▶ [THE REQUEST]: Reproduce the material exactly, omitting nothing.

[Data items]
-*-*-

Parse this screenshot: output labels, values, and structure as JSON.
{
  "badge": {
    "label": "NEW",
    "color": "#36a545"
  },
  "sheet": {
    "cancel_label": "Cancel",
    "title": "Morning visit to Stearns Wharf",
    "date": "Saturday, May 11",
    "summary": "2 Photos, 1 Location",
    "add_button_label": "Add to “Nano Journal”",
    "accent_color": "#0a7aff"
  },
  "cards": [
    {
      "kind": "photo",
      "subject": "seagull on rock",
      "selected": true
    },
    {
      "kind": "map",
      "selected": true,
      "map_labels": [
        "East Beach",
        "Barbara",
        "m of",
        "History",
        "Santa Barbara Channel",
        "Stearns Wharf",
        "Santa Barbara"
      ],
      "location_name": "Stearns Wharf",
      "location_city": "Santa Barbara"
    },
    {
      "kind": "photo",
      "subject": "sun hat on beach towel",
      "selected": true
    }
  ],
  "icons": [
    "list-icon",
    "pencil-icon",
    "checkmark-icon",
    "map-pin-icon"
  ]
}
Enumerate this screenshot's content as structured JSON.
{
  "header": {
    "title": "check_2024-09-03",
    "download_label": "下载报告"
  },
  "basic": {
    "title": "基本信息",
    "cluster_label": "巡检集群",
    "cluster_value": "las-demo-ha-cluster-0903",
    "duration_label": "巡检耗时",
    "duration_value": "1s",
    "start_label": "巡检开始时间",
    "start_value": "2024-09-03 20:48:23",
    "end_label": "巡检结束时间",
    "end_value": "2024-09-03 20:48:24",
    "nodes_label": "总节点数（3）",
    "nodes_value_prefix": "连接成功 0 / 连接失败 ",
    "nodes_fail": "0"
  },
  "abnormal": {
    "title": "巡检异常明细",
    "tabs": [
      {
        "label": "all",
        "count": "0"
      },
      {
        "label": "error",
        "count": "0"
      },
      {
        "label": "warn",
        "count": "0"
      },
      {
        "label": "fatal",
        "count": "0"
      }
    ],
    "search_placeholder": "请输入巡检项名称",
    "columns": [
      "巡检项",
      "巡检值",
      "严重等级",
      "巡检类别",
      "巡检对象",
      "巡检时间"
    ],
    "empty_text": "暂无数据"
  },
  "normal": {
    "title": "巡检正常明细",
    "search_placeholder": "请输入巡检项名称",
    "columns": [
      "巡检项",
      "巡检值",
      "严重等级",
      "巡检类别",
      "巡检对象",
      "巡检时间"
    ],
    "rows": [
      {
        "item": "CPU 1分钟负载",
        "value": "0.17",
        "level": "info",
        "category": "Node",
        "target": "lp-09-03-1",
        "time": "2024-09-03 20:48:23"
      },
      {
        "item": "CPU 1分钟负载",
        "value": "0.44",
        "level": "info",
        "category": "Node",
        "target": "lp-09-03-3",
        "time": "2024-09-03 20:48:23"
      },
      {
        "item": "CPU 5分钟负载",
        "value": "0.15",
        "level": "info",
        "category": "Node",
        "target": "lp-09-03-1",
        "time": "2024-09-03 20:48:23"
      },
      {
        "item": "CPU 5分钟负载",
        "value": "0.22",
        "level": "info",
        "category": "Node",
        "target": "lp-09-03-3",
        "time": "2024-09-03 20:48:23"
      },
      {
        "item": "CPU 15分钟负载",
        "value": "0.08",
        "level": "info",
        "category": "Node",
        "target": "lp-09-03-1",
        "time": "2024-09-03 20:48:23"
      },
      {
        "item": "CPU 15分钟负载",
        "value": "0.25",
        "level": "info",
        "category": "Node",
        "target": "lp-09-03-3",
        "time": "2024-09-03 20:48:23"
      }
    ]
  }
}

-*-*-

▶ [THE COMPLETED TASK]:
Parse this screenshot: output labels, values, and structure as JSON.
{
  "badge": {
    "label": "NEW",
    "color": "#36a545"
  },
  "sheet": {
    "cancel_label": "Cancel",
    "title": "Morning visit to Stearns Wharf",
    "date": "Saturday, May 11",
    "summary": "2 Photos, 1 Location",
    "add_button_label": "Add to “Nano Journal”",
    "accent_color": "#0a7aff"
  },
  "cards": [
    {
      "kind": "photo",
      "subject": "seagull on rock",
      "selected": true
    },
    {
      "kind": "map",
      "selected": true,
      "map_labels": [
        "East Beach",
        "Barbara",
        "m of",
        "History",
        "Santa Barbara Channel",
        "Stearns Wharf",
        "Santa Barbara"
      ],
      "location_name": "Stearns Wharf",
      "location_city": "Santa Barbara"
    },
    {
      "kind": "photo",
      "subject": "sun hat on beach towel",
      "selected": true
    }
  ],
  "icons": [
    "list-icon",
    "pencil-icon",
    "checkmark-icon",
    "map-pin-icon"
  ]
}
Enumerate this screenshot's content as structured JSON.
{
  "header": {
    "title": "check_2024-09-03",
    "download_label": "下载报告"
  },
  "basic": {
    "title": "基本信息",
    "cluster_label": "巡检集群",
    "cluster_value": "las-demo-ha-cluster-0903",
    "duration_label": "巡检耗时",
    "duration_value": "1s",
    "start_label": "巡检开始时间",
    "start_value": "2024-09-03 20:48:23",
    "end_label": "巡检结束时间",
    "end_value": "2024-09-03 20:48:24",
    "nodes_label": "总节点数（3）",
    "nodes_value_prefix": "连接成功 0 / 连接失败 ",
    "nodes_fail": "0"
  },
  "abnormal": {
    "title": "巡检异常明细",
    "tabs": [
      {
        "label": "all",
        "count": "0"
      },
      {
        "label": "error",
        "count": "0"
      },
      {
        "label": "warn",
        "count": "0"
      },
      {
        "label": "fatal",
        "count": "0"
      }
    ],
    "search_placeholder": "请输入巡检项名称",
    "columns": [
      "巡检项",
      "巡检值",
      "严重等级",
      "巡检类别",
      "巡检对象",
      "巡检时间"
    ],
    "empty_text": "暂无数据"
  },
  "normal": {
    "title": "巡检正常明细",
    "search_placeholder": "请输入巡检项名称",
    "columns": [
      "巡检项",
      "巡检值",
      "严重等级",
      "巡检类别",
      "巡检对象",
      "巡检时间"
    ],
    "rows": [
      {
        "item": "CPU 1分钟负载",
        "value": "0.17",
        "level": "info",
        "category": "Node",
        "target": "lp-09-03-1",
        "time": "2024-09-03 20:48:23"
      },
      {
        "item": "CPU 1分钟负载",
        "value": "0.44",
        "level": "info",
        "category": "Node",
        "target": "lp-09-03-3",
        "time": "2024-09-03 20:48:23"
      },
      {
        "item": "CPU 5分钟负载",
        "value": "0.15",
        "level": "info",
        "category": "Node",
        "target": "lp-09-03-1",
        "time": "2024-09-03 20:48:23"
      },
      {
        "item": "CPU 5分钟负载",
        "value": "0.22",
        "level": "info",
        "category": "Node",
        "target": "lp-09-03-3",
        "time": "2024-09-03 20:48:23"
      },
      {
        "item": "CPU 15分钟负载",
        "value": "0.08",
        "level": "info",
        "category": "Node",
        "target": "lp-09-03-1",
        "time": "2024-09-03 20:48:23"
      },
      {
        "item": "CPU 15分钟负载",
        "value": "0.25",
        "level": "info",
        "category": "Node",
        "target": "lp-09-03-3",
        "time": "2024-09-03 20:48:23"
      }
    ]
  }
}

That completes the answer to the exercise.